>> START Items
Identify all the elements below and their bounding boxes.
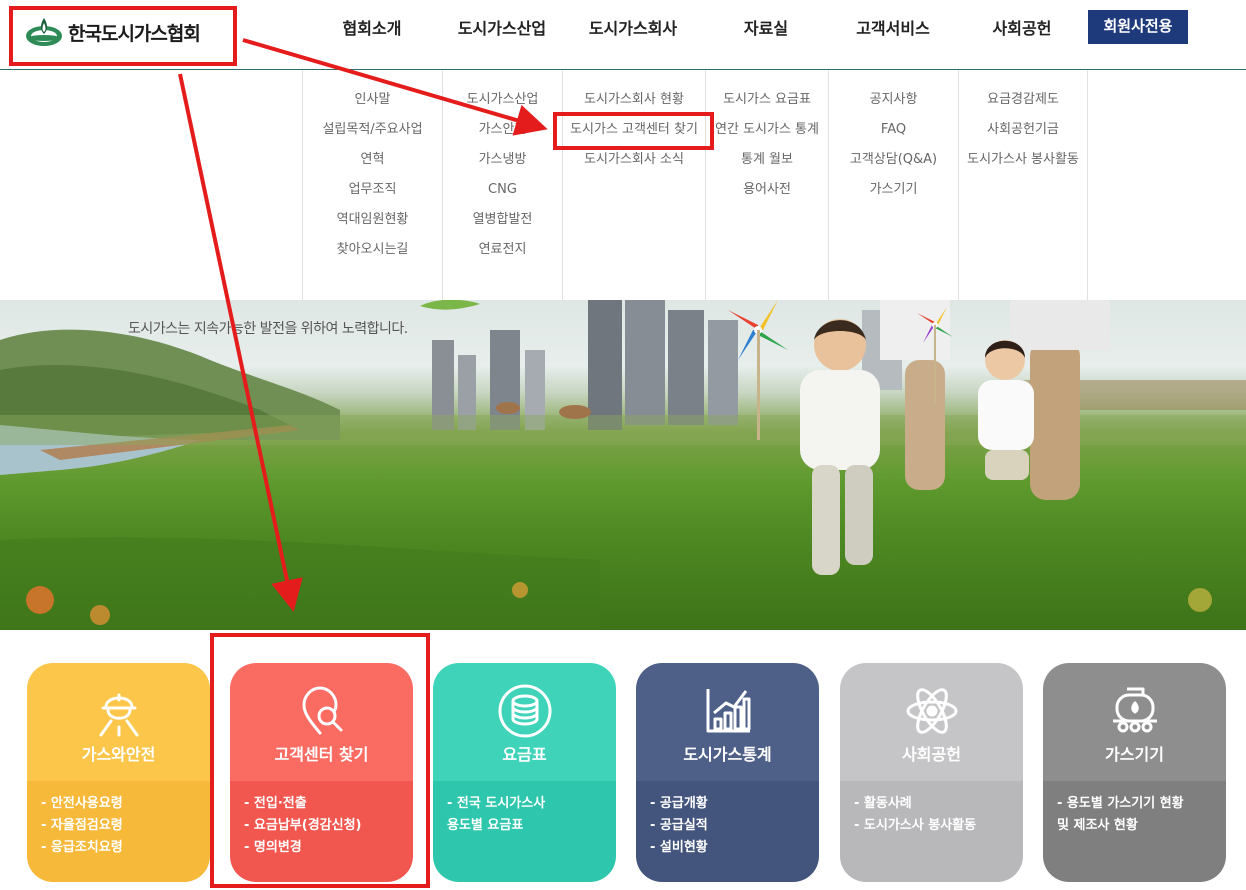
menu-col-about: 인사말 설립목적/주요사업 연혁 업무조직 역대임원현황 찾아오시는길	[302, 70, 442, 300]
tile-link[interactable]: - 설비현황	[650, 837, 819, 859]
menu-item[interactable]: 가스안전	[443, 120, 562, 150]
menu-item[interactable]: 연간 도시가스 통계	[706, 120, 828, 150]
tile-link[interactable]: 용도별 요금표	[447, 815, 616, 837]
menu-item[interactable]: FAQ	[829, 120, 958, 150]
menu-col-archive: 도시가스 요금표 연간 도시가스 통계 통계 월보 용어사전	[705, 70, 828, 300]
nav-archive[interactable]: 자료실	[716, 16, 816, 46]
tile-top: 가스기기	[1043, 663, 1226, 781]
menu-item[interactable]: 업무조직	[303, 180, 442, 210]
tile-link[interactable]: - 활동사례	[854, 793, 1023, 815]
tile-link[interactable]: - 전국 도시가스사	[447, 793, 616, 815]
tile-link[interactable]: - 공급개황	[650, 793, 819, 815]
banner-slogan: 도시가스는 지속가능한 발전을 위하여 노력합니다.	[128, 321, 408, 337]
member-only-button[interactable]: 회원사전용	[1088, 10, 1188, 44]
worker-helmet-icon	[99, 693, 138, 737]
tile-links: - 활동사례 - 도시가스사 봉사활동	[840, 781, 1023, 882]
nav-about[interactable]: 협회소개	[322, 16, 422, 46]
hero-illustration	[0, 300, 1246, 630]
nav-gas-industry[interactable]: 도시가스산업	[442, 16, 562, 46]
coin-stack-icon	[498, 684, 551, 738]
atom-icon	[906, 688, 957, 734]
tile-top: 가스와안전	[27, 663, 210, 781]
gas-tank-truck-icon	[1112, 687, 1157, 733]
tile-links: - 전국 도시가스사 용도별 요금표	[433, 781, 616, 882]
menu-col-customer-service: 공지사항 FAQ 고객상담(Q&A) 가스기기	[828, 70, 958, 300]
menu-item[interactable]: 설립목적/주요사업	[303, 120, 442, 150]
menu-item[interactable]: 용어사전	[706, 180, 828, 210]
hero-banner: 도시가스는 지속가능한 발전을 위하여 노력합니다.	[0, 300, 1246, 630]
page: 한국도시가스협회 협회소개 도시가스산업 도시가스회사 자료실 고객서비스 사회…	[0, 0, 1246, 890]
tile-gas-safety[interactable]: 가스와안전 - 안전사용요령 - 자율점검요령 - 응급조치요령	[27, 663, 210, 882]
highlight-customer-center-menu	[553, 112, 714, 150]
tile-top: 요금표	[433, 663, 616, 781]
menu-item[interactable]: CNG	[443, 180, 562, 210]
tile-rate-table[interactable]: 요금표 - 전국 도시가스사 용도별 요금표	[433, 663, 616, 882]
tile-link[interactable]: - 응급조치요령	[41, 837, 210, 859]
tile-link[interactable]: - 안전사용요령	[41, 793, 210, 815]
menu-col-social-contribution: 요금경감제도 사회공헌기금 도시가스사 봉사활동	[958, 70, 1088, 300]
menu-item[interactable]: 사회공헌기금	[959, 120, 1087, 150]
menu-col-gas-industry: 도시가스산업 가스안전 가스냉방 CNG 열병합발전 연료전지	[442, 70, 562, 300]
menu-item[interactable]: 도시가스회사 소식	[563, 150, 705, 180]
tile-title: 가스기기	[1105, 745, 1164, 764]
nav-customer-service[interactable]: 고객서비스	[838, 16, 948, 46]
tile-top: 도시가스통계	[636, 663, 819, 781]
tile-title: 도시가스통계	[683, 745, 772, 764]
nav-gas-companies[interactable]: 도시가스회사	[573, 16, 693, 46]
tile-link[interactable]: 및 제조사 현황	[1057, 815, 1226, 837]
nav-social-contribution[interactable]: 사회공헌	[972, 16, 1072, 46]
tile-title: 사회공헌	[902, 745, 961, 764]
menu-item[interactable]: 연혁	[303, 150, 442, 180]
menu-item[interactable]: 가스기기	[829, 180, 958, 210]
bar-chart-icon	[706, 689, 750, 733]
tile-links: - 용도별 가스기기 현황 및 제조사 현황	[1043, 781, 1226, 882]
tile-links: - 공급개황 - 공급실적 - 설비현황	[636, 781, 819, 882]
menu-item[interactable]: 요금경감제도	[959, 90, 1087, 120]
menu-item[interactable]: 도시가스산업	[443, 90, 562, 120]
tile-link[interactable]: - 도시가스사 봉사활동	[854, 815, 1023, 837]
menu-item[interactable]: 가스냉방	[443, 150, 562, 180]
menu-item[interactable]: 공지사항	[829, 90, 958, 120]
tile-gas-statistics[interactable]: 도시가스통계 - 공급개황 - 공급실적 - 설비현황	[636, 663, 819, 882]
menu-item[interactable]: 역대임원현황	[303, 210, 442, 240]
tile-gas-appliances[interactable]: 가스기기 - 용도별 가스기기 현황 및 제조사 현황	[1043, 663, 1226, 882]
tile-title: 요금표	[502, 745, 547, 764]
mega-menu: 인사말 설립목적/주요사업 연혁 업무조직 역대임원현황 찾아오시는길 도시가스…	[0, 70, 1246, 300]
menu-item[interactable]: 찾아오시는길	[303, 240, 442, 270]
tile-link[interactable]: - 자율점검요령	[41, 815, 210, 837]
tile-social-contribution[interactable]: 사회공헌 - 활동사례 - 도시가스사 봉사활동	[840, 663, 1023, 882]
menu-item[interactable]: 도시가스 요금표	[706, 90, 828, 120]
menu-item[interactable]: 통계 월보	[706, 150, 828, 180]
tile-link[interactable]: - 용도별 가스기기 현황	[1057, 793, 1226, 815]
tile-top: 사회공헌	[840, 663, 1023, 781]
tile-links: - 안전사용요령 - 자율점검요령 - 응급조치요령	[27, 781, 210, 882]
menu-col-gas-companies: 도시가스회사 현황 도시가스 고객센터 찾기 도시가스회사 소식	[562, 70, 705, 300]
highlight-logo	[9, 6, 237, 66]
menu-item[interactable]: 고객상담(Q&A)	[829, 150, 958, 180]
tile-title: 가스와안전	[81, 745, 156, 764]
menu-item[interactable]: 연료전지	[443, 240, 562, 270]
menu-item[interactable]: 인사말	[303, 90, 442, 120]
tile-link[interactable]: - 공급실적	[650, 815, 819, 837]
menu-item[interactable]: 도시가스사 봉사활동	[959, 150, 1087, 180]
highlight-customer-center-tile	[210, 633, 430, 888]
menu-item[interactable]: 열병합발전	[443, 210, 562, 240]
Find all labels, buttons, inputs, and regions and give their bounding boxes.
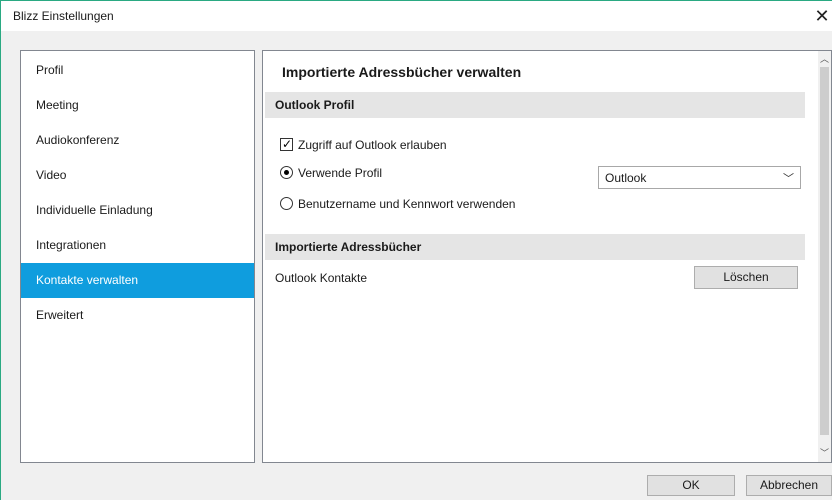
>> END Items
**Given request:** Retype all of the entries above character for character, leaving out the pictures.

**Task output:**
Identify all the elements below and their bounding boxes.
menu-col-about: 인사말 설립목적/주요사업 연혁 업무조직 역대임원현황 찾아오시는길	[302, 70, 442, 300]
tile-link[interactable]: - 설비현황	[650, 837, 819, 859]
menu-item[interactable]: 가스안전	[443, 120, 562, 150]
menu-item[interactable]: 연간 도시가스 통계	[706, 120, 828, 150]
tile-link[interactable]: 용도별 요금표	[447, 815, 616, 837]
menu-item[interactable]: FAQ	[829, 120, 958, 150]
menu-col-archive: 도시가스 요금표 연간 도시가스 통계 통계 월보 용어사전	[705, 70, 828, 300]
nav-archive[interactable]: 자료실	[716, 16, 816, 46]
tile-top: 가스기기	[1043, 663, 1226, 781]
menu-item[interactable]: 업무조직	[303, 180, 442, 210]
tile-link[interactable]: - 활동사례	[854, 793, 1023, 815]
tile-link[interactable]: - 전국 도시가스사	[447, 793, 616, 815]
tile-link[interactable]: - 공급개황	[650, 793, 819, 815]
banner-slogan: 도시가스는 지속가능한 발전을 위하여 노력합니다.	[128, 321, 408, 337]
member-only-button[interactable]: 회원사전용	[1088, 10, 1188, 44]
worker-helmet-icon	[99, 693, 138, 737]
tile-links: - 활동사례 - 도시가스사 봉사활동	[840, 781, 1023, 882]
nav-about[interactable]: 협회소개	[322, 16, 422, 46]
hero-illustration	[0, 300, 1246, 630]
nav-gas-industry[interactable]: 도시가스산업	[442, 16, 562, 46]
coin-stack-icon	[498, 684, 551, 738]
atom-icon	[906, 688, 957, 734]
tile-top: 가스와안전	[27, 663, 210, 781]
gas-tank-truck-icon	[1112, 687, 1157, 733]
tile-links: - 전국 도시가스사 용도별 요금표	[433, 781, 616, 882]
menu-col-customer-service: 공지사항 FAQ 고객상담(Q&A) 가스기기	[828, 70, 958, 300]
menu-item[interactable]: 설립목적/주요사업	[303, 120, 442, 150]
menu-item[interactable]: 용어사전	[706, 180, 828, 210]
hero-banner: 도시가스는 지속가능한 발전을 위하여 노력합니다.	[0, 300, 1246, 630]
page: 한국도시가스협회 협회소개 도시가스산업 도시가스회사 자료실 고객서비스 사회…	[0, 0, 1246, 890]
tile-gas-safety[interactable]: 가스와안전 - 안전사용요령 - 자율점검요령 - 응급조치요령	[27, 663, 210, 882]
highlight-customer-center-menu	[553, 112, 714, 150]
tile-top: 요금표	[433, 663, 616, 781]
menu-item[interactable]: CNG	[443, 180, 562, 210]
tile-rate-table[interactable]: 요금표 - 전국 도시가스사 용도별 요금표	[433, 663, 616, 882]
tile-link[interactable]: - 응급조치요령	[41, 837, 210, 859]
tile-link[interactable]: - 안전사용요령	[41, 793, 210, 815]
menu-col-social-contribution: 요금경감제도 사회공헌기금 도시가스사 봉사활동	[958, 70, 1088, 300]
menu-item[interactable]: 사회공헌기금	[959, 120, 1087, 150]
menu-col-gas-industry: 도시가스산업 가스안전 가스냉방 CNG 열병합발전 연료전지	[442, 70, 562, 300]
menu-item[interactable]: 도시가스회사 소식	[563, 150, 705, 180]
tile-title: 가스기기	[1105, 745, 1164, 764]
nav-customer-service[interactable]: 고객서비스	[838, 16, 948, 46]
tile-top: 도시가스통계	[636, 663, 819, 781]
tile-title: 도시가스통계	[683, 745, 772, 764]
nav-gas-companies[interactable]: 도시가스회사	[573, 16, 693, 46]
tile-link[interactable]: 및 제조사 현황	[1057, 815, 1226, 837]
nav-social-contribution[interactable]: 사회공헌	[972, 16, 1072, 46]
tile-title: 사회공헌	[902, 745, 961, 764]
menu-item[interactable]: 연혁	[303, 150, 442, 180]
menu-item[interactable]: 가스기기	[829, 180, 958, 210]
bar-chart-icon	[706, 689, 750, 733]
tile-links: - 용도별 가스기기 현황 및 제조사 현황	[1043, 781, 1226, 882]
tile-links: - 공급개황 - 공급실적 - 설비현황	[636, 781, 819, 882]
menu-item[interactable]: 요금경감제도	[959, 90, 1087, 120]
menu-item[interactable]: 도시가스산업	[443, 90, 562, 120]
tile-link[interactable]: - 도시가스사 봉사활동	[854, 815, 1023, 837]
menu-item[interactable]: 가스냉방	[443, 150, 562, 180]
menu-item[interactable]: 공지사항	[829, 90, 958, 120]
tile-gas-statistics[interactable]: 도시가스통계 - 공급개황 - 공급실적 - 설비현황	[636, 663, 819, 882]
menu-item[interactable]: 역대임원현황	[303, 210, 442, 240]
tile-gas-appliances[interactable]: 가스기기 - 용도별 가스기기 현황 및 제조사 현황	[1043, 663, 1226, 882]
tile-title: 요금표	[502, 745, 547, 764]
mega-menu: 인사말 설립목적/주요사업 연혁 업무조직 역대임원현황 찾아오시는길 도시가스…	[0, 70, 1246, 300]
menu-item[interactable]: 찾아오시는길	[303, 240, 442, 270]
tile-link[interactable]: - 자율점검요령	[41, 815, 210, 837]
tile-social-contribution[interactable]: 사회공헌 - 활동사례 - 도시가스사 봉사활동	[840, 663, 1023, 882]
menu-item[interactable]: 도시가스 요금표	[706, 90, 828, 120]
menu-item[interactable]: 통계 월보	[706, 150, 828, 180]
tile-link[interactable]: - 용도별 가스기기 현황	[1057, 793, 1226, 815]
tile-top: 사회공헌	[840, 663, 1023, 781]
tile-links: - 안전사용요령 - 자율점검요령 - 응급조치요령	[27, 781, 210, 882]
menu-col-gas-companies: 도시가스회사 현황 도시가스 고객센터 찾기 도시가스회사 소식	[562, 70, 705, 300]
highlight-logo	[9, 6, 237, 66]
menu-item[interactable]: 고객상담(Q&A)	[829, 150, 958, 180]
tile-title: 가스와안전	[81, 745, 156, 764]
menu-item[interactable]: 연료전지	[443, 240, 562, 270]
menu-item[interactable]: 인사말	[303, 90, 442, 120]
tile-link[interactable]: - 공급실적	[650, 815, 819, 837]
menu-item[interactable]: 도시가스사 봉사활동	[959, 150, 1087, 180]
highlight-customer-center-tile	[210, 633, 430, 888]
menu-item[interactable]: 열병합발전	[443, 210, 562, 240]
Find all labels, buttons, inputs, and regions and give their bounding boxes.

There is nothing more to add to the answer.